[Short problem] Give the records back in full, exactly as they read.
● ● ●
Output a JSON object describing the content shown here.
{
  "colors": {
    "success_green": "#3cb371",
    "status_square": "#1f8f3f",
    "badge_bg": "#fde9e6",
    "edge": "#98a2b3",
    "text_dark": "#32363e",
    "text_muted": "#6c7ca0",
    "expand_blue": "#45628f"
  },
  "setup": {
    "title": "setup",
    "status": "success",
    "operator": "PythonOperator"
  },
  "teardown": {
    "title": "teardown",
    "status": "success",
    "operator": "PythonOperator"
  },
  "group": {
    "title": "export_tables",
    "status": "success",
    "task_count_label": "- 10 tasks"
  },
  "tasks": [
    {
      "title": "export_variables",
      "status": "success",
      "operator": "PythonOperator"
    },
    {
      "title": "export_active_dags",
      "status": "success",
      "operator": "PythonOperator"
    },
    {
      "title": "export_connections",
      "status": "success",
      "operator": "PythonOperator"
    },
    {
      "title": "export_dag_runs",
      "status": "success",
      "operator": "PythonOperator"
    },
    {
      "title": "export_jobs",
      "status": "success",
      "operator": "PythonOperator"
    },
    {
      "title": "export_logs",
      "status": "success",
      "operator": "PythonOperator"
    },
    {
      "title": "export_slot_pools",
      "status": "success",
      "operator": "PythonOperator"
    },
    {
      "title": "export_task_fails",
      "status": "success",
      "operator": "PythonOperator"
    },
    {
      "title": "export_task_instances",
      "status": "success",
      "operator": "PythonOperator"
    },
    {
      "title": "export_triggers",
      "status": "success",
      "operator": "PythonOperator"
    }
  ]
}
● ● ●
[Problem solution]
Output a JSON object describing the content shown here.
{
  "colors": {
    "success_green": "#3cb371",
    "status_square": "#1f8f3f",
    "badge_bg": "#fde9e6",
    "edge": "#98a2b3",
    "text_dark": "#32363e",
    "text_muted": "#6c7ca0",
    "expand_blue": "#45628f"
  },
  "setup": {
    "title": "setup",
    "status": "success",
    "operator": "PythonOperator"
  },
  "teardown": {
    "title": "teardown",
    "status": "success",
    "operator": "PythonOperator"
  },
  "group": {
    "title": "export_tables",
    "status": "success",
    "task_count_label": "- 10 tasks"
  },
  "tasks": [
    {
      "title": "export_variables",
      "status": "success",
      "operator": "PythonOperator"
    },
    {
      "title": "export_active_dags",
      "status": "success",
      "operator": "PythonOperator"
    },
    {
      "title": "export_connections",
      "status": "success",
      "operator": "PythonOperator"
    },
    {
      "title": "export_dag_runs",
      "status": "success",
      "operator": "PythonOperator"
    },
    {
      "title": "export_jobs",
      "status": "success",
      "operator": "PythonOperator"
    },
    {
      "title": "export_logs",
      "status": "success",
      "operator": "PythonOperator"
    },
    {
      "title": "export_slot_pools",
      "status": "success",
      "operator": "PythonOperator"
    },
    {
      "title": "export_task_fails",
      "status": "success",
      "operator": "PythonOperator"
    },
    {
      "title": "export_task_instances",
      "status": "success",
      "operator": "PythonOperator"
    },
    {
      "title": "export_triggers",
      "status": "success",
      "operator": "PythonOperator"
    }
  ]
}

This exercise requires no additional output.